▼
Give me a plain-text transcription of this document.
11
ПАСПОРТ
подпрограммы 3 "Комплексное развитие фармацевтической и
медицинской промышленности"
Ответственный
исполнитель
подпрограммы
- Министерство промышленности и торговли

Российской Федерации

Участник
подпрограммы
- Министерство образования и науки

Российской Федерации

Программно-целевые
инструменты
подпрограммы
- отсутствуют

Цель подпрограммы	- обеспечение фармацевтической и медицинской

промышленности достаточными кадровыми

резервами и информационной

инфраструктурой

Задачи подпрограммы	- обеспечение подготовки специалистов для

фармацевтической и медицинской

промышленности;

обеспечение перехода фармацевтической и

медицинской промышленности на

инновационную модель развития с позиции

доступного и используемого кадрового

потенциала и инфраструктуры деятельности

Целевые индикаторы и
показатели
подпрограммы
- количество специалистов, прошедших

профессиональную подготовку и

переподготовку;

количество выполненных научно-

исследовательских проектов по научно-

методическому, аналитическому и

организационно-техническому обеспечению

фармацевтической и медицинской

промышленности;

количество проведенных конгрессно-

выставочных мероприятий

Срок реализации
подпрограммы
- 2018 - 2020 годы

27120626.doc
▲
== What is being asked ==
Return what is listed above, exactly and completely.

== Expected answer ==
Give me a plain-text transcription of this document.
11
ПАСПОРТ
подпрограммы 3 "Комплексное развитие фармацевтической и
медицинской промышленности"
Ответственный
исполнитель
подпрограммы
- Министерство промышленности и торговли

Российской Федерации

Участник
подпрограммы
- Министерство образования и науки

Российской Федерации

Программно-целевые
инструменты
подпрограммы
- отсутствуют

Цель подпрограммы	- обеспечение фармацевтической и медицинской

промышленности достаточными кадровыми

резервами и информационной

инфраструктурой

Задачи подпрограммы	- обеспечение подготовки специалистов для

фармацевтической и медицинской

промышленности;

обеспечение перехода фармацевтической и

медицинской промышленности на

инновационную модель развития с позиции

доступного и используемого кадрового

потенциала и инфраструктуры деятельности

Целевые индикаторы и
показатели
подпрограммы
- количество специалистов, прошедших

профессиональную подготовку и

переподготовку;

количество выполненных научно-

исследовательских проектов по научно-

методическому, аналитическому и

организационно-техническому обеспечению

фармацевтической и медицинской

промышленности;

количество проведенных конгрессно-

выставочных мероприятий

Срок реализации
подпрограммы
- 2018 - 2020 годы

27120626.doc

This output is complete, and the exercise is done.